Say how many lines include the word "wave". Reply with nothing but the number.

[BEGIN]

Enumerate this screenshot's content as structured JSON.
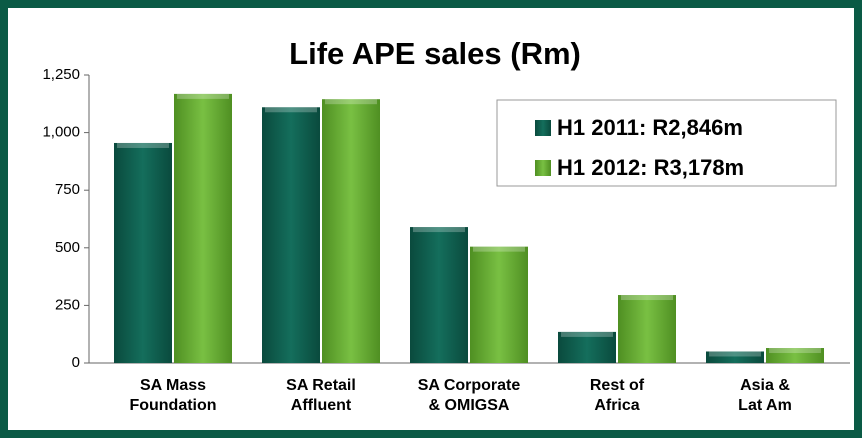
{
  "chart_data": {
    "type": "bar",
    "title": "Life APE sales (Rm)",
    "categories": [
      "SA Mass\nFoundation",
      "SA Retail\nAffluent",
      "SA Corporate\n& OMIGSA",
      "Rest of\nAfrica",
      "Asia &\nLat Am"
    ],
    "series": [
      {
        "name": "H1 2011: R2,846m",
        "color": "#0d6150",
        "values": [
          955,
          1110,
          590,
          135,
          50
        ]
      },
      {
        "name": "H1 2012: R3,178m",
        "color": "#6db33f",
        "values": [
          1168,
          1145,
          505,
          295,
          65
        ]
      }
    ],
    "ylim": [
      0,
      1250
    ],
    "yticks": [
      0,
      250,
      500,
      750,
      {
        "value": 1000,
        "label": "1,000"
      },
      {
        "value": 1250,
        "label": "1,250"
      }
    ],
    "legend": "upper right"
  }
}
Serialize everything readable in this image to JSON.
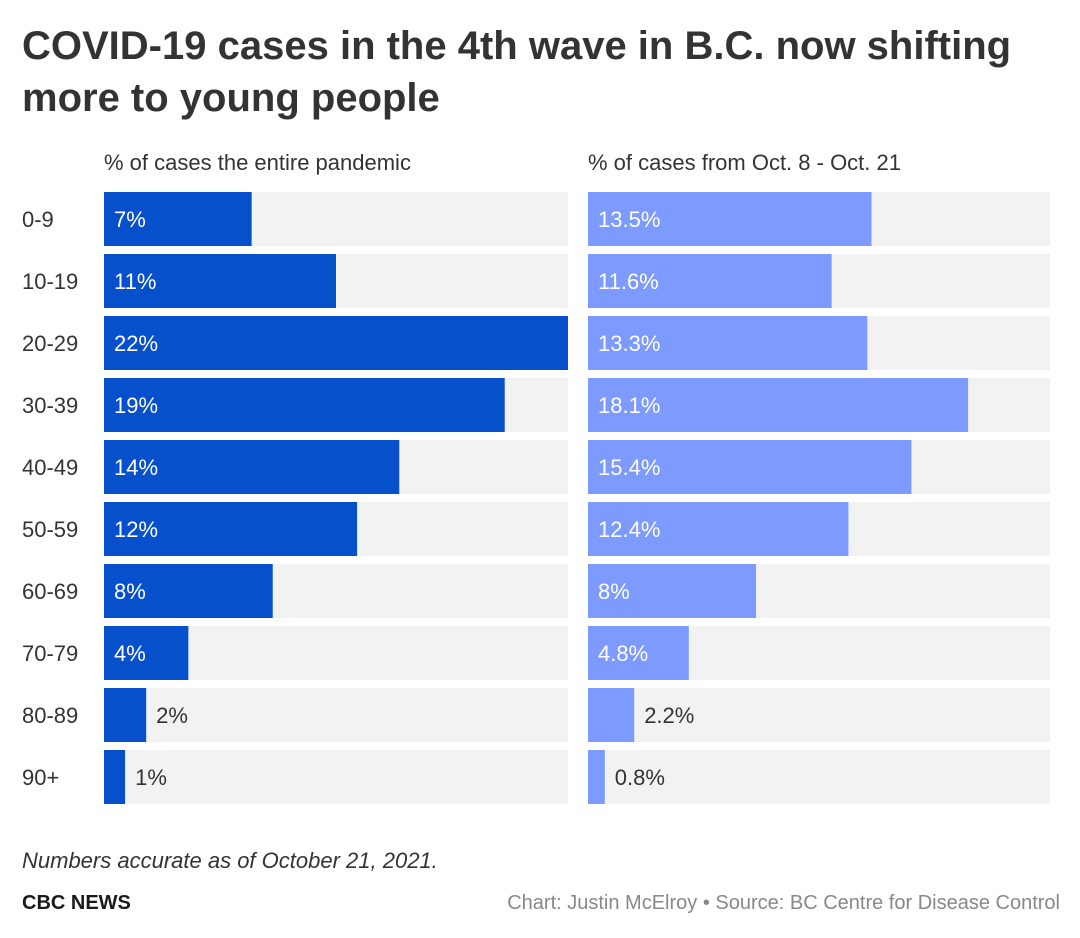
{
  "title": "COVID-19 cases in the 4th wave in B.C. now shifting more to young people",
  "footer": {
    "note": "Numbers accurate as of October 21, 2021.",
    "brand": "CBC NEWS",
    "credit": "Chart: Justin McElroy • Source: BC Centre for Disease Control"
  },
  "colors": {
    "left_bar": "#0650cc",
    "right_bar": "#7d9bff",
    "track": "#f2f2f2",
    "label_inside": "#ffffff",
    "label_outside": "#333333"
  },
  "chart_data": {
    "type": "bar",
    "orientation": "horizontal",
    "title": "COVID-19 cases in the 4th wave in B.C. now shifting more to young people",
    "categories": [
      "0-9",
      "10-19",
      "20-29",
      "30-39",
      "40-49",
      "50-59",
      "60-69",
      "70-79",
      "80-89",
      "90+"
    ],
    "series": [
      {
        "name": "% of cases the entire pandemic",
        "values": [
          7,
          11,
          22,
          19,
          14,
          12,
          8,
          4,
          2,
          1
        ],
        "labels": [
          "7%",
          "11%",
          "22%",
          "19%",
          "14%",
          "12%",
          "8%",
          "4%",
          "2%",
          "1%"
        ]
      },
      {
        "name": "% of cases from Oct. 8 - Oct. 21",
        "values": [
          13.5,
          11.6,
          13.3,
          18.1,
          15.4,
          12.4,
          8,
          4.8,
          2.2,
          0.8
        ],
        "labels": [
          "13.5%",
          "11.6%",
          "13.3%",
          "18.1%",
          "15.4%",
          "12.4%",
          "8%",
          "4.8%",
          "2.2%",
          "0.8%"
        ]
      }
    ],
    "xlim": [
      0,
      22
    ],
    "grid": false,
    "legend": "none"
  }
}
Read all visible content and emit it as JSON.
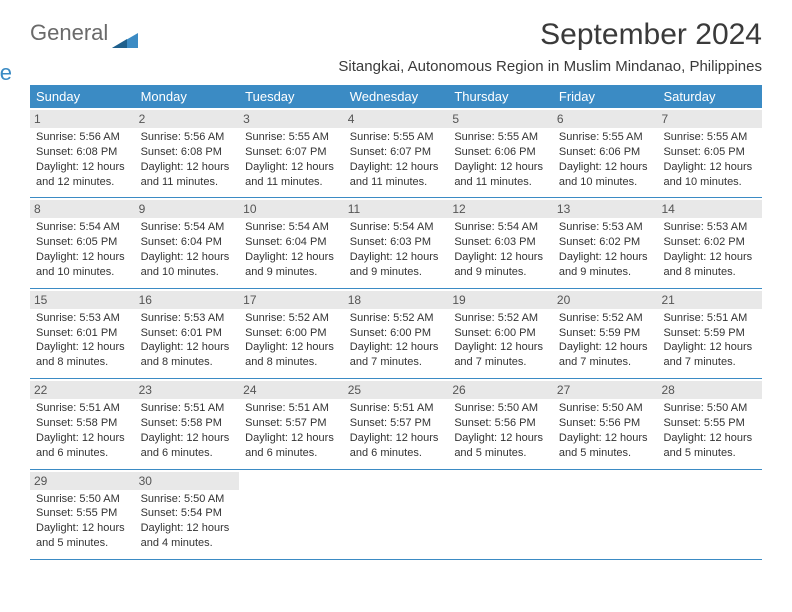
{
  "logo": {
    "text1": "General",
    "text2": "Blue"
  },
  "title": "September 2024",
  "location": "Sitangkai, Autonomous Region in Muslim Mindanao, Philippines",
  "colors": {
    "header_bg": "#3b8bc4",
    "header_text": "#ffffff",
    "daynum_bg": "#e8e8e8",
    "text": "#333333",
    "logo_gray": "#6a6a6a",
    "logo_blue": "#3b8bc4",
    "border": "#3b8bc4"
  },
  "typography": {
    "title_fontsize": 30,
    "location_fontsize": 15,
    "weekday_fontsize": 13,
    "daynum_fontsize": 12,
    "body_fontsize": 11
  },
  "weekdays": [
    "Sunday",
    "Monday",
    "Tuesday",
    "Wednesday",
    "Thursday",
    "Friday",
    "Saturday"
  ],
  "weeks": [
    [
      {
        "n": "1",
        "sr": "Sunrise: 5:56 AM",
        "ss": "Sunset: 6:08 PM",
        "d1": "Daylight: 12 hours",
        "d2": "and 12 minutes."
      },
      {
        "n": "2",
        "sr": "Sunrise: 5:56 AM",
        "ss": "Sunset: 6:08 PM",
        "d1": "Daylight: 12 hours",
        "d2": "and 11 minutes."
      },
      {
        "n": "3",
        "sr": "Sunrise: 5:55 AM",
        "ss": "Sunset: 6:07 PM",
        "d1": "Daylight: 12 hours",
        "d2": "and 11 minutes."
      },
      {
        "n": "4",
        "sr": "Sunrise: 5:55 AM",
        "ss": "Sunset: 6:07 PM",
        "d1": "Daylight: 12 hours",
        "d2": "and 11 minutes."
      },
      {
        "n": "5",
        "sr": "Sunrise: 5:55 AM",
        "ss": "Sunset: 6:06 PM",
        "d1": "Daylight: 12 hours",
        "d2": "and 11 minutes."
      },
      {
        "n": "6",
        "sr": "Sunrise: 5:55 AM",
        "ss": "Sunset: 6:06 PM",
        "d1": "Daylight: 12 hours",
        "d2": "and 10 minutes."
      },
      {
        "n": "7",
        "sr": "Sunrise: 5:55 AM",
        "ss": "Sunset: 6:05 PM",
        "d1": "Daylight: 12 hours",
        "d2": "and 10 minutes."
      }
    ],
    [
      {
        "n": "8",
        "sr": "Sunrise: 5:54 AM",
        "ss": "Sunset: 6:05 PM",
        "d1": "Daylight: 12 hours",
        "d2": "and 10 minutes."
      },
      {
        "n": "9",
        "sr": "Sunrise: 5:54 AM",
        "ss": "Sunset: 6:04 PM",
        "d1": "Daylight: 12 hours",
        "d2": "and 10 minutes."
      },
      {
        "n": "10",
        "sr": "Sunrise: 5:54 AM",
        "ss": "Sunset: 6:04 PM",
        "d1": "Daylight: 12 hours",
        "d2": "and 9 minutes."
      },
      {
        "n": "11",
        "sr": "Sunrise: 5:54 AM",
        "ss": "Sunset: 6:03 PM",
        "d1": "Daylight: 12 hours",
        "d2": "and 9 minutes."
      },
      {
        "n": "12",
        "sr": "Sunrise: 5:54 AM",
        "ss": "Sunset: 6:03 PM",
        "d1": "Daylight: 12 hours",
        "d2": "and 9 minutes."
      },
      {
        "n": "13",
        "sr": "Sunrise: 5:53 AM",
        "ss": "Sunset: 6:02 PM",
        "d1": "Daylight: 12 hours",
        "d2": "and 9 minutes."
      },
      {
        "n": "14",
        "sr": "Sunrise: 5:53 AM",
        "ss": "Sunset: 6:02 PM",
        "d1": "Daylight: 12 hours",
        "d2": "and 8 minutes."
      }
    ],
    [
      {
        "n": "15",
        "sr": "Sunrise: 5:53 AM",
        "ss": "Sunset: 6:01 PM",
        "d1": "Daylight: 12 hours",
        "d2": "and 8 minutes."
      },
      {
        "n": "16",
        "sr": "Sunrise: 5:53 AM",
        "ss": "Sunset: 6:01 PM",
        "d1": "Daylight: 12 hours",
        "d2": "and 8 minutes."
      },
      {
        "n": "17",
        "sr": "Sunrise: 5:52 AM",
        "ss": "Sunset: 6:00 PM",
        "d1": "Daylight: 12 hours",
        "d2": "and 8 minutes."
      },
      {
        "n": "18",
        "sr": "Sunrise: 5:52 AM",
        "ss": "Sunset: 6:00 PM",
        "d1": "Daylight: 12 hours",
        "d2": "and 7 minutes."
      },
      {
        "n": "19",
        "sr": "Sunrise: 5:52 AM",
        "ss": "Sunset: 6:00 PM",
        "d1": "Daylight: 12 hours",
        "d2": "and 7 minutes."
      },
      {
        "n": "20",
        "sr": "Sunrise: 5:52 AM",
        "ss": "Sunset: 5:59 PM",
        "d1": "Daylight: 12 hours",
        "d2": "and 7 minutes."
      },
      {
        "n": "21",
        "sr": "Sunrise: 5:51 AM",
        "ss": "Sunset: 5:59 PM",
        "d1": "Daylight: 12 hours",
        "d2": "and 7 minutes."
      }
    ],
    [
      {
        "n": "22",
        "sr": "Sunrise: 5:51 AM",
        "ss": "Sunset: 5:58 PM",
        "d1": "Daylight: 12 hours",
        "d2": "and 6 minutes."
      },
      {
        "n": "23",
        "sr": "Sunrise: 5:51 AM",
        "ss": "Sunset: 5:58 PM",
        "d1": "Daylight: 12 hours",
        "d2": "and 6 minutes."
      },
      {
        "n": "24",
        "sr": "Sunrise: 5:51 AM",
        "ss": "Sunset: 5:57 PM",
        "d1": "Daylight: 12 hours",
        "d2": "and 6 minutes."
      },
      {
        "n": "25",
        "sr": "Sunrise: 5:51 AM",
        "ss": "Sunset: 5:57 PM",
        "d1": "Daylight: 12 hours",
        "d2": "and 6 minutes."
      },
      {
        "n": "26",
        "sr": "Sunrise: 5:50 AM",
        "ss": "Sunset: 5:56 PM",
        "d1": "Daylight: 12 hours",
        "d2": "and 5 minutes."
      },
      {
        "n": "27",
        "sr": "Sunrise: 5:50 AM",
        "ss": "Sunset: 5:56 PM",
        "d1": "Daylight: 12 hours",
        "d2": "and 5 minutes."
      },
      {
        "n": "28",
        "sr": "Sunrise: 5:50 AM",
        "ss": "Sunset: 5:55 PM",
        "d1": "Daylight: 12 hours",
        "d2": "and 5 minutes."
      }
    ],
    [
      {
        "n": "29",
        "sr": "Sunrise: 5:50 AM",
        "ss": "Sunset: 5:55 PM",
        "d1": "Daylight: 12 hours",
        "d2": "and 5 minutes."
      },
      {
        "n": "30",
        "sr": "Sunrise: 5:50 AM",
        "ss": "Sunset: 5:54 PM",
        "d1": "Daylight: 12 hours",
        "d2": "and 4 minutes."
      },
      null,
      null,
      null,
      null,
      null
    ]
  ]
}
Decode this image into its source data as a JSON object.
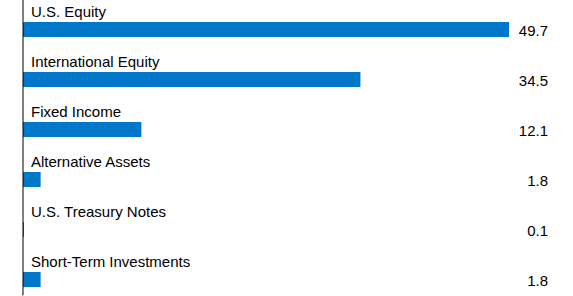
{
  "chart_data": {
    "type": "bar",
    "orientation": "horizontal",
    "categories": [
      "U.S. Equity",
      "International Equity",
      "Fixed Income",
      "Alternative Assets",
      "U.S. Treasury Notes",
      "Short-Term Investments"
    ],
    "values": [
      49.7,
      34.5,
      12.1,
      1.8,
      0.1,
      1.8
    ],
    "color": "#0077c8",
    "xlim": [
      0,
      50
    ],
    "data_labels": true,
    "tick_labels": false,
    "grid": false
  }
}
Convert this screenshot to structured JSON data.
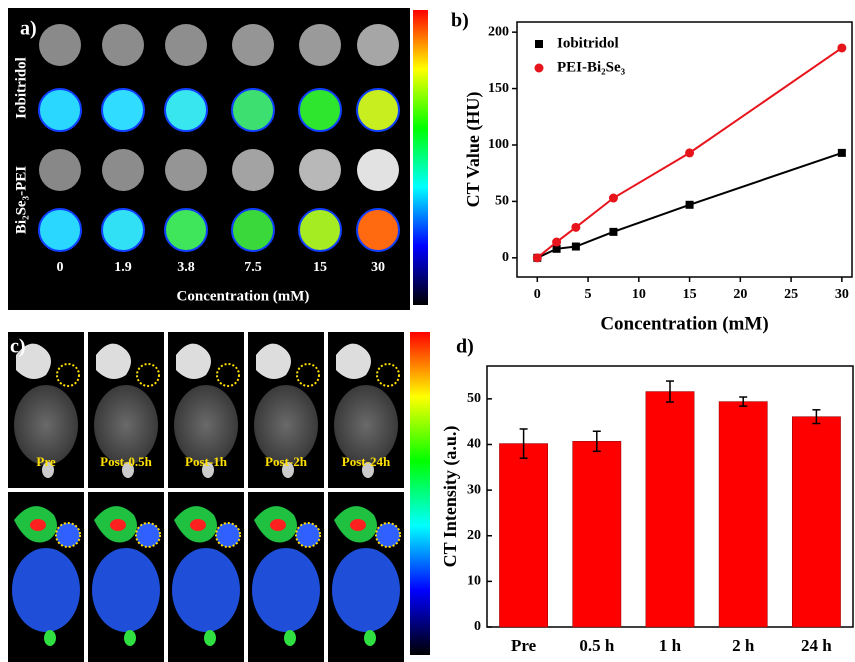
{
  "figure_panels": {
    "a": {
      "panel_label": "a)",
      "row_labels": [
        "Iobitridol",
        "Bi₂Se₃-PEI"
      ],
      "column_labels": [
        "0",
        "1.9",
        "3.8",
        "7.5",
        "15",
        "30"
      ],
      "axis_label": "Concentration (mM)"
    },
    "c": {
      "panel_label": "c)",
      "time_labels": [
        "Pre",
        "Post-0.5h",
        "Post-1h",
        "Post-2h",
        "Post-24h"
      ]
    }
  },
  "chart_data": [
    {
      "type": "line",
      "panel_label": "b)",
      "x_label": "Concentration (mM)",
      "y_label": "CT Value (HU)",
      "x": [
        0,
        1.9,
        3.8,
        7.5,
        15,
        30
      ],
      "series": [
        {
          "name": "Iobitridol",
          "color": "#000000",
          "marker": "square",
          "values": [
            0,
            8,
            10,
            23,
            47,
            93
          ]
        },
        {
          "name": "PEI-Bi₂Se₃",
          "color": "#e8141c",
          "marker": "circle",
          "values": [
            0,
            14,
            27,
            53,
            93,
            186
          ]
        }
      ],
      "xlim": [
        -2,
        31
      ],
      "xticks": [
        0,
        5,
        10,
        15,
        20,
        25,
        30
      ],
      "ylim": [
        -17,
        209
      ],
      "yticks": [
        0,
        50,
        100,
        150,
        200
      ],
      "legend": "top-left"
    },
    {
      "type": "bar",
      "panel_label": "d)",
      "y_label": "CT Intensity (a.u.)",
      "categories": [
        "Pre",
        "0.5 h",
        "1 h",
        "2 h",
        "24 h"
      ],
      "values": [
        40.2,
        40.7,
        51.6,
        49.4,
        46.1
      ],
      "errors": [
        3.2,
        2.2,
        2.3,
        1.0,
        1.5
      ],
      "color": "#ff0000",
      "ylim": [
        0,
        57.2
      ],
      "yticks": [
        0,
        10,
        20,
        30,
        40,
        50
      ]
    }
  ]
}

[END]

> Solved exercise: 2